• [Your objective]
Copy each line holding the string "serial".

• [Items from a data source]
• • • • • • •
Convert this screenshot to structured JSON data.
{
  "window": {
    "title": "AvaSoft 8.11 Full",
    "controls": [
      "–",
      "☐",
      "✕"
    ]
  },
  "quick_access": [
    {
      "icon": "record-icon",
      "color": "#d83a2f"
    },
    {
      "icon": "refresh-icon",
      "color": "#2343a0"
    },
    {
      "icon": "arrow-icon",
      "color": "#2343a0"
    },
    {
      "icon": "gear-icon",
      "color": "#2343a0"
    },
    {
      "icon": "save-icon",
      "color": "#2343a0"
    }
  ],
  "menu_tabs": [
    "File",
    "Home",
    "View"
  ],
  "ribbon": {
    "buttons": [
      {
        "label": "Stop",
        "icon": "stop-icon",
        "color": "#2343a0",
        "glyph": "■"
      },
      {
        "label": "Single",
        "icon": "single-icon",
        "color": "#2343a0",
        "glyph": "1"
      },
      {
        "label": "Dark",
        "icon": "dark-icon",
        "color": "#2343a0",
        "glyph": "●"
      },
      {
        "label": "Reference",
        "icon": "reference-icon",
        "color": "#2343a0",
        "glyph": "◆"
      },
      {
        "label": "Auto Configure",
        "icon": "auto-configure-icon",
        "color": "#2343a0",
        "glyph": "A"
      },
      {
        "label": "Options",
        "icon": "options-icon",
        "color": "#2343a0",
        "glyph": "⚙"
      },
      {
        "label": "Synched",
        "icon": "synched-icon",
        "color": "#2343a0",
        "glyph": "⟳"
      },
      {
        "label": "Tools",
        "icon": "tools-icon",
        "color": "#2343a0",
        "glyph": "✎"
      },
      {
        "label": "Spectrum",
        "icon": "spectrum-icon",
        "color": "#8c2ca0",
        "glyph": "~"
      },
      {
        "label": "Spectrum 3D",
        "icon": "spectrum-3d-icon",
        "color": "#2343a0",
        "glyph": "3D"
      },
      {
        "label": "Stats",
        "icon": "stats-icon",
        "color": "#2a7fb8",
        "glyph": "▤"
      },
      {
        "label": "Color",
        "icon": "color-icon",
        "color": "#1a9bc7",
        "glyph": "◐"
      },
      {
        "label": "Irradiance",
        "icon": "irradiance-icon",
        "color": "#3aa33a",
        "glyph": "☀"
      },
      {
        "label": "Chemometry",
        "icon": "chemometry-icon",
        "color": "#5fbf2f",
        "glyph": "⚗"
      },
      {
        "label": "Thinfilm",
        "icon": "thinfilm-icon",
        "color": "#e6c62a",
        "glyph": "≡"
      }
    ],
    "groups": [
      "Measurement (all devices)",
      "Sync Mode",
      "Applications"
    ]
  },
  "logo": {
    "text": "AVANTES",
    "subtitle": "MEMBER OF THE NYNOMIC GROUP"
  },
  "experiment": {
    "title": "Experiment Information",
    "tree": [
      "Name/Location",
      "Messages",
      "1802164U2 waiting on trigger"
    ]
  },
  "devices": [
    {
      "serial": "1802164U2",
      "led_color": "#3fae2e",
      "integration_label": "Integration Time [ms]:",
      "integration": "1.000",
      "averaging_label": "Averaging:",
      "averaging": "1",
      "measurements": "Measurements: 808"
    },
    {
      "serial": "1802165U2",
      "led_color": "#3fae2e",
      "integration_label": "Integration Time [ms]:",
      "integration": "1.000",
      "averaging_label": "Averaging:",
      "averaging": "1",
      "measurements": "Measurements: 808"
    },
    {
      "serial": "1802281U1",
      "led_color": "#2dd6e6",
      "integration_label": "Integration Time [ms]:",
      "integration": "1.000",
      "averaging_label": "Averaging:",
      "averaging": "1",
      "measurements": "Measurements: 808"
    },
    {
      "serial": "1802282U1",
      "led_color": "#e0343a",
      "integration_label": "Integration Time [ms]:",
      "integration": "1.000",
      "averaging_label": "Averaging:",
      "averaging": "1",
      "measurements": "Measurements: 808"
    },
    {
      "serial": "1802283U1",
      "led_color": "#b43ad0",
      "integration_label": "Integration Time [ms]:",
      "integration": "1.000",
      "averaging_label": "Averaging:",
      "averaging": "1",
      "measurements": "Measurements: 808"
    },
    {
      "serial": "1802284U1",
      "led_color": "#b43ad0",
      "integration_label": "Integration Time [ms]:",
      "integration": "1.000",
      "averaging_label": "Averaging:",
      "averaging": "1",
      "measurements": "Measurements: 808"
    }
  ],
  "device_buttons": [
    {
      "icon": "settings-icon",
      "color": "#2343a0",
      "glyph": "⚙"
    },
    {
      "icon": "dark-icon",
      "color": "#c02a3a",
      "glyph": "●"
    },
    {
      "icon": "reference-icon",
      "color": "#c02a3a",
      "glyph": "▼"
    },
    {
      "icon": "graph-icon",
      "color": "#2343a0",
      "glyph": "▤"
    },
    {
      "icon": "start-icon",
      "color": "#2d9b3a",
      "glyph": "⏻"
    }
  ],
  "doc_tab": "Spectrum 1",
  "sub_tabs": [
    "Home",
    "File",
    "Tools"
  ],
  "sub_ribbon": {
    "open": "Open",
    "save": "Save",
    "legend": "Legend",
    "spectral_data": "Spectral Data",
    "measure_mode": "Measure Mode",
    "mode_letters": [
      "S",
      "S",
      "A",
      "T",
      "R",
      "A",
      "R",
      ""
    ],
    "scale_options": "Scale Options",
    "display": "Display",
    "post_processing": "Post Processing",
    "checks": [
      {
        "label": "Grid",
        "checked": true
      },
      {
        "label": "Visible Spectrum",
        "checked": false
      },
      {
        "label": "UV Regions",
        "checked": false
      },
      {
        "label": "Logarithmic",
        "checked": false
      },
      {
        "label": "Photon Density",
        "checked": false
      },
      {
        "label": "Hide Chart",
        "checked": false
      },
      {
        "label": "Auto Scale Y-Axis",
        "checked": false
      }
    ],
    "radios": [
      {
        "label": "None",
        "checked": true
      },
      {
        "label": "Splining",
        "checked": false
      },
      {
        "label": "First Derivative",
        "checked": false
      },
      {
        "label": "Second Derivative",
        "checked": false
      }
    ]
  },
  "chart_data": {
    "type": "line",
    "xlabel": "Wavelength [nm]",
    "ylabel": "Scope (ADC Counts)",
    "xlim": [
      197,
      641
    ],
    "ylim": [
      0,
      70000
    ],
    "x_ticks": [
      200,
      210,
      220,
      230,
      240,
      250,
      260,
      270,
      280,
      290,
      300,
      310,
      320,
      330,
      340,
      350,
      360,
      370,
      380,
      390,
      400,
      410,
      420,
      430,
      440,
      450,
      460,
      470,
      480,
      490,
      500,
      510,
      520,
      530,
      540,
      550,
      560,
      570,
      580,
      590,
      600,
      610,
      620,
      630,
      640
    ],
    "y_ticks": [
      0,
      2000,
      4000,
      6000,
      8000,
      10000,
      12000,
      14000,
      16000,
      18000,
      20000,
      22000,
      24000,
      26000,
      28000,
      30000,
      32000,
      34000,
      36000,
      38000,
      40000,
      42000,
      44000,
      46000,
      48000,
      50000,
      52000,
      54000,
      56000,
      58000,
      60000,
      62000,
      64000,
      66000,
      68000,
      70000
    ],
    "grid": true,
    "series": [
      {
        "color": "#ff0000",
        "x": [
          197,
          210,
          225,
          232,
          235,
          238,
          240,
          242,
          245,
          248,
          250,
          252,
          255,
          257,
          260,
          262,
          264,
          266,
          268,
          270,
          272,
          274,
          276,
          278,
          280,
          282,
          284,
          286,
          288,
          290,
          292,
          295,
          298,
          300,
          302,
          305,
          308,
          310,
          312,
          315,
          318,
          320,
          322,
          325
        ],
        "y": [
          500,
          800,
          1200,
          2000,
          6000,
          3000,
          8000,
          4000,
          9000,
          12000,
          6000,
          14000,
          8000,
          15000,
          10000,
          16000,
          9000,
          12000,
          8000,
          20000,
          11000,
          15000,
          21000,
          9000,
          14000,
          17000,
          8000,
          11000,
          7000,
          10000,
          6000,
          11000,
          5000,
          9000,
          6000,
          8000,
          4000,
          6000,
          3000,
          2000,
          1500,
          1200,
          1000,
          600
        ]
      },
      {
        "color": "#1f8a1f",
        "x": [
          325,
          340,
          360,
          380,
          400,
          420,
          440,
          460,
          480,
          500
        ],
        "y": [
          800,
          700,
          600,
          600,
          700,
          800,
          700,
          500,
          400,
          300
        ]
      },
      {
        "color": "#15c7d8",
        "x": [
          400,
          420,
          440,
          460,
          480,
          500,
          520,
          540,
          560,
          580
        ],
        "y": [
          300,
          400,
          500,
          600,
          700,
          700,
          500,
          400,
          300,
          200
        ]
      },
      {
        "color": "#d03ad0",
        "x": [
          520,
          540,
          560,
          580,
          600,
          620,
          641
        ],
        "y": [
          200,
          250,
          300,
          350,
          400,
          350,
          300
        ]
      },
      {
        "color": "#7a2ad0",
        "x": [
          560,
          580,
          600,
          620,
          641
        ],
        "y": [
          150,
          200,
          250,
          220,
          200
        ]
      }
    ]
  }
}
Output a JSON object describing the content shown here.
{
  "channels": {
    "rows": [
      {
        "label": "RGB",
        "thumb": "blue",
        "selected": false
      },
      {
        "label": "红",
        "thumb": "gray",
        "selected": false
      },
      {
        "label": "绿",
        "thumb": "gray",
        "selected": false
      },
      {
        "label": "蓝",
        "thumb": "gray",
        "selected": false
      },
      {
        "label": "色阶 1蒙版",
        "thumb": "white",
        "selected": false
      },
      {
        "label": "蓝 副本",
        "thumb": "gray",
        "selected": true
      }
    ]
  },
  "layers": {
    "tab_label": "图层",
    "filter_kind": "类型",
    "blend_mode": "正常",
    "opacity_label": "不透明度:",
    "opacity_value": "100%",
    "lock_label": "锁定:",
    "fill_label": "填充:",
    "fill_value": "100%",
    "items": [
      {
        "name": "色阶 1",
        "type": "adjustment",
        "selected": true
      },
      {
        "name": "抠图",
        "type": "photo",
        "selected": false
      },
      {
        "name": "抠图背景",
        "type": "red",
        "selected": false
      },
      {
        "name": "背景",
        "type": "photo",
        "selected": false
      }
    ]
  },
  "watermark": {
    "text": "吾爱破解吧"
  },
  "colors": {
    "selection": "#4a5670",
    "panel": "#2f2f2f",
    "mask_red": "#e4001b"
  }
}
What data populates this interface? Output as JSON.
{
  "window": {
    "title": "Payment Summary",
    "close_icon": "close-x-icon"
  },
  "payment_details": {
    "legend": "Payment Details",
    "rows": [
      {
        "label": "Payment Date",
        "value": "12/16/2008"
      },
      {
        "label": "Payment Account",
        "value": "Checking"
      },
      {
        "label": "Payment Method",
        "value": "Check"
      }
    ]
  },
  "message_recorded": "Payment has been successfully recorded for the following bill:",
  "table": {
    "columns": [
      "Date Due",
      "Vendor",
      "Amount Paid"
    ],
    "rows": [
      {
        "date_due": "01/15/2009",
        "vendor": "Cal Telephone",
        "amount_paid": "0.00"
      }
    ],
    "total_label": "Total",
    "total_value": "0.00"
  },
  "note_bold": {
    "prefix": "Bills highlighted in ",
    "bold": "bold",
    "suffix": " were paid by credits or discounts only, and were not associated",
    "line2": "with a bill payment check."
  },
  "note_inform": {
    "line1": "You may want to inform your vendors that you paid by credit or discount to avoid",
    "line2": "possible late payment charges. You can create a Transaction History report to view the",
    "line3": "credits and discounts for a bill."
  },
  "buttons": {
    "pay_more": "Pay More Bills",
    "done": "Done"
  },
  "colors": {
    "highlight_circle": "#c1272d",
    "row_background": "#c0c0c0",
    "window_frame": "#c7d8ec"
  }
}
• • • • • • •
• [Finished exercise]
      "serial": "1802164U2",
      "serial": "1802165U2",
      "serial": "1802281U1",
      "serial": "1802282U1",
      "serial": "1802283U1",
      "serial": "1802284U1",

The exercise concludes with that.